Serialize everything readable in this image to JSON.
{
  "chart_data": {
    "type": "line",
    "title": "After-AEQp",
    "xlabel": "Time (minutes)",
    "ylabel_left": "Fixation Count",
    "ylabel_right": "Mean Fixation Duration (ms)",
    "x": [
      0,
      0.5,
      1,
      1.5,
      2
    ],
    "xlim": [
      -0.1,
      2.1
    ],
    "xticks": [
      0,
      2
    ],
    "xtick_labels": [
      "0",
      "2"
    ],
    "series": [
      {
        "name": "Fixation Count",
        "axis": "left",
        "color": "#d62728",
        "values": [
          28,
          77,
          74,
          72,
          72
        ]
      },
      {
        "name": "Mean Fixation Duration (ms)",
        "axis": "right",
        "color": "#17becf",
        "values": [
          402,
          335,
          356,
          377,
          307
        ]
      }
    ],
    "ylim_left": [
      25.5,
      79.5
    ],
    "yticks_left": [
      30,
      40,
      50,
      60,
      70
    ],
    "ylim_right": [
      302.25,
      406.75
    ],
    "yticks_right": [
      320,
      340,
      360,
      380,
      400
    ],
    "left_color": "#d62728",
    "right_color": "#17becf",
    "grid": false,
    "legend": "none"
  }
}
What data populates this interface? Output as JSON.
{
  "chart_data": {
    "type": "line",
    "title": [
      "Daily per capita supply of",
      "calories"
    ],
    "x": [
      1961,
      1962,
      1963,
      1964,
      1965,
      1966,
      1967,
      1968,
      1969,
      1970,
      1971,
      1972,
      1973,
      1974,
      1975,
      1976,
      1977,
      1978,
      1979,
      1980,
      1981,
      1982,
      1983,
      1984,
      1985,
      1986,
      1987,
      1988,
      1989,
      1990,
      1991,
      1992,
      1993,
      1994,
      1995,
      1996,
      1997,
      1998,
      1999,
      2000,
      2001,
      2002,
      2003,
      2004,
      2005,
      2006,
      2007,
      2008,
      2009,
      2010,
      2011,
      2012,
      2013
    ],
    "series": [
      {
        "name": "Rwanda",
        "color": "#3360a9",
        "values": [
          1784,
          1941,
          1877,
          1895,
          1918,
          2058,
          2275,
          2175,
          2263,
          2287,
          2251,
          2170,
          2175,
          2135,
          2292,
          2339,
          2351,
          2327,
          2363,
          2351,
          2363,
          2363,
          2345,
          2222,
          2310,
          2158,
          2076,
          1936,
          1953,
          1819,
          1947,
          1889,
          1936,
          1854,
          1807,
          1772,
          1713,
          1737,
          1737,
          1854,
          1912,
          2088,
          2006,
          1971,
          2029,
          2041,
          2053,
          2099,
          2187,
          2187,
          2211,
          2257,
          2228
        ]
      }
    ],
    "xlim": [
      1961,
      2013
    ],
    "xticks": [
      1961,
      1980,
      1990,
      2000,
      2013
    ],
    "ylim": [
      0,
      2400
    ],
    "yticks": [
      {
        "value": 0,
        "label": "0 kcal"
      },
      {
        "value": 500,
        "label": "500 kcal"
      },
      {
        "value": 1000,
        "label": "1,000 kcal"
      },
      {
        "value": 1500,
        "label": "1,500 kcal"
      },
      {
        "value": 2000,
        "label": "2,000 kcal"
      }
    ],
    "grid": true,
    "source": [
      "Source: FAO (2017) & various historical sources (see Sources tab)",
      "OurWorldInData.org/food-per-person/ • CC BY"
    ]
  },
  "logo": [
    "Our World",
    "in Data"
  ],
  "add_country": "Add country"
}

________________________________________

▸ Do this: Retype the records in full. Keep every line identical to the original.

▸ Result for this task:
Serialize everything readable in this image to JSON.
{
  "chart_data": {
    "type": "line",
    "title": "After-AEQp",
    "xlabel": "Time (minutes)",
    "ylabel_left": "Fixation Count",
    "ylabel_right": "Mean Fixation Duration (ms)",
    "x": [
      0,
      0.5,
      1,
      1.5,
      2
    ],
    "xlim": [
      -0.1,
      2.1
    ],
    "xticks": [
      0,
      2
    ],
    "xtick_labels": [
      "0",
      "2"
    ],
    "series": [
      {
        "name": "Fixation Count",
        "axis": "left",
        "color": "#d62728",
        "values": [
          28,
          77,
          74,
          72,
          72
        ]
      },
      {
        "name": "Mean Fixation Duration (ms)",
        "axis": "right",
        "color": "#17becf",
        "values": [
          402,
          335,
          356,
          377,
          307
        ]
      }
    ],
    "ylim_left": [
      25.5,
      79.5
    ],
    "yticks_left": [
      30,
      40,
      50,
      60,
      70
    ],
    "ylim_right": [
      302.25,
      406.75
    ],
    "yticks_right": [
      320,
      340,
      360,
      380,
      400
    ],
    "left_color": "#d62728",
    "right_color": "#17becf",
    "grid": false,
    "legend": "none"
  }
}
What data populates this interface? Output as JSON.
{
  "chart_data": {
    "type": "line",
    "title": [
      "Daily per capita supply of",
      "calories"
    ],
    "x": [
      1961,
      1962,
      1963,
      1964,
      1965,
      1966,
      1967,
      1968,
      1969,
      1970,
      1971,
      1972,
      1973,
      1974,
      1975,
      1976,
      1977,
      1978,
      1979,
      1980,
      1981,
      1982,
      1983,
      1984,
      1985,
      1986,
      1987,
      1988,
      1989,
      1990,
      1991,
      1992,
      1993,
      1994,
      1995,
      1996,
      1997,
      1998,
      1999,
      2000,
      2001,
      2002,
      2003,
      2004,
      2005,
      2006,
      2007,
      2008,
      2009,
      2010,
      2011,
      2012,
      2013
    ],
    "series": [
      {
        "name": "Rwanda",
        "color": "#3360a9",
        "values": [
          1784,
          1941,
          1877,
          1895,
          1918,
          2058,
          2275,
          2175,
          2263,
          2287,
          2251,
          2170,
          2175,
          2135,
          2292,
          2339,
          2351,
          2327,
          2363,
          2351,
          2363,
          2363,
          2345,
          2222,
          2310,
          2158,
          2076,
          1936,
          1953,
          1819,
          1947,
          1889,
          1936,
          1854,
          1807,
          1772,
          1713,
          1737,
          1737,
          1854,
          1912,
          2088,
          2006,
          1971,
          2029,
          2041,
          2053,
          2099,
          2187,
          2187,
          2211,
          2257,
          2228
        ]
      }
    ],
    "xlim": [
      1961,
      2013
    ],
    "xticks": [
      1961,
      1980,
      1990,
      2000,
      2013
    ],
    "ylim": [
      0,
      2400
    ],
    "yticks": [
      {
        "value": 0,
        "label": "0 kcal"
      },
      {
        "value": 500,
        "label": "500 kcal"
      },
      {
        "value": 1000,
        "label": "1,000 kcal"
      },
      {
        "value": 1500,
        "label": "1,500 kcal"
      },
      {
        "value": 2000,
        "label": "2,000 kcal"
      }
    ],
    "grid": true,
    "source": [
      "Source: FAO (2017) & various historical sources (see Sources tab)",
      "OurWorldInData.org/food-per-person/ • CC BY"
    ]
  },
  "logo": [
    "Our World",
    "in Data"
  ],
  "add_country": "Add country"
}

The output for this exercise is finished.